[Start Raw data]
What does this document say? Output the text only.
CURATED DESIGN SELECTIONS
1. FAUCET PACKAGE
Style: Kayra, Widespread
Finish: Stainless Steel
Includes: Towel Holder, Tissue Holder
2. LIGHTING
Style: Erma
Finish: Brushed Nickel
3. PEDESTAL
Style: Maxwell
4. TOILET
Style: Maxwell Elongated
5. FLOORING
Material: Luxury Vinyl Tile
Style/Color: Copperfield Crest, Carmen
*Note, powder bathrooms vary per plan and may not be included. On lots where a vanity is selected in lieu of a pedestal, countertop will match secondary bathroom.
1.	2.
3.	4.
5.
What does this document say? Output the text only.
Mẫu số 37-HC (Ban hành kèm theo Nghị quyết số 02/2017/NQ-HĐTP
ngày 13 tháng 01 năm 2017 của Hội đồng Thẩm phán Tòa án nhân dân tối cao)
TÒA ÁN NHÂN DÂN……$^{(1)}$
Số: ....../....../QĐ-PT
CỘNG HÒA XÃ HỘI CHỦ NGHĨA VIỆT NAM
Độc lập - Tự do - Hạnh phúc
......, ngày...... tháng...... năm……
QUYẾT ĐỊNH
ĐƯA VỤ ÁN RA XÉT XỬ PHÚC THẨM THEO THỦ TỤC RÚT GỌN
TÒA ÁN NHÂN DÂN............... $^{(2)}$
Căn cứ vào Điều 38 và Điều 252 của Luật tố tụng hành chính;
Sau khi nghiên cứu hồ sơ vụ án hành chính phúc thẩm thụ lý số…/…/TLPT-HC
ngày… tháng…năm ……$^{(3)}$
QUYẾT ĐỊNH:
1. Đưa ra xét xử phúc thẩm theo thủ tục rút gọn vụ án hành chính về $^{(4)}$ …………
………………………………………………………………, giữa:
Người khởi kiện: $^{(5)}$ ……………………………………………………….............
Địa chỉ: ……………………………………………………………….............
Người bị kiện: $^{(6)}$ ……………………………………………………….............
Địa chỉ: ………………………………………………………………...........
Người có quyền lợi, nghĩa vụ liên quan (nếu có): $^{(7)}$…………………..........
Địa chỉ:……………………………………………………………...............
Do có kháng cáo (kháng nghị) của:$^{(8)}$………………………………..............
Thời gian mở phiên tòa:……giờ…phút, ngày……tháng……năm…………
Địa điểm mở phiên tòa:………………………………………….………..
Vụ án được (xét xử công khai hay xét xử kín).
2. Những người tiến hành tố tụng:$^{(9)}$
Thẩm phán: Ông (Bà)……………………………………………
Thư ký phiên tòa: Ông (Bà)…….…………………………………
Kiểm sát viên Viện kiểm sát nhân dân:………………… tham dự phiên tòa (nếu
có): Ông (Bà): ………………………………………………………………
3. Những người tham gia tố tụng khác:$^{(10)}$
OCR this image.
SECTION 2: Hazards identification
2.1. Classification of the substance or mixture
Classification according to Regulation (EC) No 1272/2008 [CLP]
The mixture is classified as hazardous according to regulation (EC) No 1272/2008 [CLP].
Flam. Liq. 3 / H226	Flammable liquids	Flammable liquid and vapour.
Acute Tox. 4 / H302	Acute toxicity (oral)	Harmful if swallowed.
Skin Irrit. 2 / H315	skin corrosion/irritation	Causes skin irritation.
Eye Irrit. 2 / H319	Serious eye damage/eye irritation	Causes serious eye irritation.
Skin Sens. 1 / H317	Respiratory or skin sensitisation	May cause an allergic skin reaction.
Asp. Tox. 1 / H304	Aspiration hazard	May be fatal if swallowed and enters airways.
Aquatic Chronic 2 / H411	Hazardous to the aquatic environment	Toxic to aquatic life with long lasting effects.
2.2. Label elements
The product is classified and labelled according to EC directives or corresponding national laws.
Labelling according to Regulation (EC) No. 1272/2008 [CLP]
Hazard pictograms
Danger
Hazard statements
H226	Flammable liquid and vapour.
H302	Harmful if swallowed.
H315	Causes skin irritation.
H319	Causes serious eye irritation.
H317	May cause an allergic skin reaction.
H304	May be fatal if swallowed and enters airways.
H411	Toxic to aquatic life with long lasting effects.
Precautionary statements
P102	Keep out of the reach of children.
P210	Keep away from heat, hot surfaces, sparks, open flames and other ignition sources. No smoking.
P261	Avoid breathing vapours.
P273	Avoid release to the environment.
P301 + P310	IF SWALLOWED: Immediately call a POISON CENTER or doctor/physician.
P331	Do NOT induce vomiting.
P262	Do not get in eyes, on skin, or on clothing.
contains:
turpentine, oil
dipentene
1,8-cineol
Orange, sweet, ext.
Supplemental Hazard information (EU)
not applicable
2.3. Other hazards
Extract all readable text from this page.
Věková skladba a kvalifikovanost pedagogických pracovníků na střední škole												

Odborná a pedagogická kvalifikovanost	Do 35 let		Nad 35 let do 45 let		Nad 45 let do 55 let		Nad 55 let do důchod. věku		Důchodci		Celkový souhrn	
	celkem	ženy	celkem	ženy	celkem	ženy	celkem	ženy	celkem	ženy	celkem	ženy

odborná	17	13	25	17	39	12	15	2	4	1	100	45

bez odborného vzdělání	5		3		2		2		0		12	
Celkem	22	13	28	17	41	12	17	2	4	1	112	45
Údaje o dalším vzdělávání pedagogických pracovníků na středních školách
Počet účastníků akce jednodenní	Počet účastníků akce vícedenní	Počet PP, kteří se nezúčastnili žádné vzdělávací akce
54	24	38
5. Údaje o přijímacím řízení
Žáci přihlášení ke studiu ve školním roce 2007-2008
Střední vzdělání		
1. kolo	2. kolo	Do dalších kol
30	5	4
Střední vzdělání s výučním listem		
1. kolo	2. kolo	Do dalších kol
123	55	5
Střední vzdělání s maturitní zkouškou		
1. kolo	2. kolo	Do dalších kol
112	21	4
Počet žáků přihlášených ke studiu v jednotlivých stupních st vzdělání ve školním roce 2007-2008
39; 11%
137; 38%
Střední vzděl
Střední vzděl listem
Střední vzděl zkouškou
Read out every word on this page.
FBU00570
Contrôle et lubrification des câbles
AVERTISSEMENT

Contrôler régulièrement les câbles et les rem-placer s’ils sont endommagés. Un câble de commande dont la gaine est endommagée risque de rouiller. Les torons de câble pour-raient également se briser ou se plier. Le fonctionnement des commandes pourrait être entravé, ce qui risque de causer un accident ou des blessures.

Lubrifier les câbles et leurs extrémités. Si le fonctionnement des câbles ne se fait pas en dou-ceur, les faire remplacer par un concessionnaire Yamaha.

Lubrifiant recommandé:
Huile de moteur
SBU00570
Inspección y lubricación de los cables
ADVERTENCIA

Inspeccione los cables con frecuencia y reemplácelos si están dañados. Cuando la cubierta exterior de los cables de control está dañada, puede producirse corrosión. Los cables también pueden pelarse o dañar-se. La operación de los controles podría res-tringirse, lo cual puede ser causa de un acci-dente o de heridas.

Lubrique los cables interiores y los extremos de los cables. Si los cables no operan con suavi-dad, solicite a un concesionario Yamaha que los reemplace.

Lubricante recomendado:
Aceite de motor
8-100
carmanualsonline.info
[End Raw data]
=== What is being asked ===
Output each entry precisely as given.

=== Reply to the exercise ===
What does this document say? Output the text only.
CURATED DESIGN SELECTIONS
1. FAUCET PACKAGE
Style: Kayra, Widespread
Finish: Stainless Steel
Includes: Towel Holder, Tissue Holder
2. LIGHTING
Style: Erma
Finish: Brushed Nickel
3. PEDESTAL
Style: Maxwell
4. TOILET
Style: Maxwell Elongated
5. FLOORING
Material: Luxury Vinyl Tile
Style/Color: Copperfield Crest, Carmen
*Note, powder bathrooms vary per plan and may not be included. On lots where a vanity is selected in lieu of a pedestal, countertop will match secondary bathroom.
1.	2.
3.	4.
5.
What does this document say? Output the text only.
Mẫu số 37-HC (Ban hành kèm theo Nghị quyết số 02/2017/NQ-HĐTP
ngày 13 tháng 01 năm 2017 của Hội đồng Thẩm phán Tòa án nhân dân tối cao)
TÒA ÁN NHÂN DÂN……$^{(1)}$
Số: ....../....../QĐ-PT
CỘNG HÒA XÃ HỘI CHỦ NGHĨA VIỆT NAM
Độc lập - Tự do - Hạnh phúc
......, ngày...... tháng...... năm……
QUYẾT ĐỊNH
ĐƯA VỤ ÁN RA XÉT XỬ PHÚC THẨM THEO THỦ TỤC RÚT GỌN
TÒA ÁN NHÂN DÂN............... $^{(2)}$
Căn cứ vào Điều 38 và Điều 252 của Luật tố tụng hành chính;
Sau khi nghiên cứu hồ sơ vụ án hành chính phúc thẩm thụ lý số…/…/TLPT-HC
ngày… tháng…năm ……$^{(3)}$
QUYẾT ĐỊNH:
1. Đưa ra xét xử phúc thẩm theo thủ tục rút gọn vụ án hành chính về $^{(4)}$ …………
………………………………………………………………, giữa:
Người khởi kiện: $^{(5)}$ ……………………………………………………….............
Địa chỉ: ……………………………………………………………….............
Người bị kiện: $^{(6)}$ ……………………………………………………….............
Địa chỉ: ………………………………………………………………...........
Người có quyền lợi, nghĩa vụ liên quan (nếu có): $^{(7)}$…………………..........
Địa chỉ:……………………………………………………………...............
Do có kháng cáo (kháng nghị) của:$^{(8)}$………………………………..............
Thời gian mở phiên tòa:……giờ…phút, ngày……tháng……năm…………
Địa điểm mở phiên tòa:………………………………………….………..
Vụ án được (xét xử công khai hay xét xử kín).
2. Những người tiến hành tố tụng:$^{(9)}$
Thẩm phán: Ông (Bà)……………………………………………
Thư ký phiên tòa: Ông (Bà)…….…………………………………
Kiểm sát viên Viện kiểm sát nhân dân:………………… tham dự phiên tòa (nếu
có): Ông (Bà): ………………………………………………………………
3. Những người tham gia tố tụng khác:$^{(10)}$
OCR this image.
SECTION 2: Hazards identification
2.1. Classification of the substance or mixture
Classification according to Regulation (EC) No 1272/2008 [CLP]
The mixture is classified as hazardous according to regulation (EC) No 1272/2008 [CLP].
Flam. Liq. 3 / H226	Flammable liquids	Flammable liquid and vapour.
Acute Tox. 4 / H302	Acute toxicity (oral)	Harmful if swallowed.
Skin Irrit. 2 / H315	skin corrosion/irritation	Causes skin irritation.
Eye Irrit. 2 / H319	Serious eye damage/eye irritation	Causes serious eye irritation.
Skin Sens. 1 / H317	Respiratory or skin sensitisation	May cause an allergic skin reaction.
Asp. Tox. 1 / H304	Aspiration hazard	May be fatal if swallowed and enters airways.
Aquatic Chronic 2 / H411	Hazardous to the aquatic environment	Toxic to aquatic life with long lasting effects.
2.2. Label elements
The product is classified and labelled according to EC directives or corresponding national laws.
Labelling according to Regulation (EC) No. 1272/2008 [CLP]
Hazard pictograms
Danger
Hazard statements
H226	Flammable liquid and vapour.
H302	Harmful if swallowed.
H315	Causes skin irritation.
H319	Causes serious eye irritation.
H317	May cause an allergic skin reaction.
H304	May be fatal if swallowed and enters airways.
H411	Toxic to aquatic life with long lasting effects.
Precautionary statements
P102	Keep out of the reach of children.
P210	Keep away from heat, hot surfaces, sparks, open flames and other ignition sources. No smoking.
P261	Avoid breathing vapours.
P273	Avoid release to the environment.
P301 + P310	IF SWALLOWED: Immediately call a POISON CENTER or doctor/physician.
P331	Do NOT induce vomiting.
P262	Do not get in eyes, on skin, or on clothing.
contains:
turpentine, oil
dipentene
1,8-cineol
Orange, sweet, ext.
Supplemental Hazard information (EU)
not applicable
2.3. Other hazards
Extract all readable text from this page.
Věková skladba a kvalifikovanost pedagogických pracovníků na střední škole												

Odborná a pedagogická kvalifikovanost	Do 35 let		Nad 35 let do 45 let		Nad 45 let do 55 let		Nad 55 let do důchod. věku		Důchodci		Celkový souhrn	
	celkem	ženy	celkem	ženy	celkem	ženy	celkem	ženy	celkem	ženy	celkem	ženy

odborná	17	13	25	17	39	12	15	2	4	1	100	45

bez odborného vzdělání	5		3		2		2		0		12	
Celkem	22	13	28	17	41	12	17	2	4	1	112	45
Údaje o dalším vzdělávání pedagogických pracovníků na středních školách
Počet účastníků akce jednodenní	Počet účastníků akce vícedenní	Počet PP, kteří se nezúčastnili žádné vzdělávací akce
54	24	38
5. Údaje o přijímacím řízení
Žáci přihlášení ke studiu ve školním roce 2007-2008
Střední vzdělání		
1. kolo	2. kolo	Do dalších kol
30	5	4
Střední vzdělání s výučním listem		
1. kolo	2. kolo	Do dalších kol
123	55	5
Střední vzdělání s maturitní zkouškou		
1. kolo	2. kolo	Do dalších kol
112	21	4
Počet žáků přihlášených ke studiu v jednotlivých stupních st vzdělání ve školním roce 2007-2008
39; 11%
137; 38%
Střední vzděl
Střední vzděl listem
Střední vzděl zkouškou
Read out every word on this page.
FBU00570
Contrôle et lubrification des câbles
AVERTISSEMENT

Contrôler régulièrement les câbles et les rem-placer s’ils sont endommagés. Un câble de commande dont la gaine est endommagée risque de rouiller. Les torons de câble pour-raient également se briser ou se plier. Le fonctionnement des commandes pourrait être entravé, ce qui risque de causer un accident ou des blessures.

Lubrifier les câbles et leurs extrémités. Si le fonctionnement des câbles ne se fait pas en dou-ceur, les faire remplacer par un concessionnaire Yamaha.

Lubrifiant recommandé:
Huile de moteur
SBU00570
Inspección y lubricación de los cables
ADVERTENCIA

Inspeccione los cables con frecuencia y reemplácelos si están dañados. Cuando la cubierta exterior de los cables de control está dañada, puede producirse corrosión. Los cables también pueden pelarse o dañar-se. La operación de los controles podría res-tringirse, lo cual puede ser causa de un acci-dente o de heridas.

Lubrique los cables interiores y los extremos de los cables. Si los cables no operan con suavi-dad, solicite a un concesionario Yamaha que los reemplace.

Lubricante recomendado:
Aceite de motor
8-100
carmanualsonline.info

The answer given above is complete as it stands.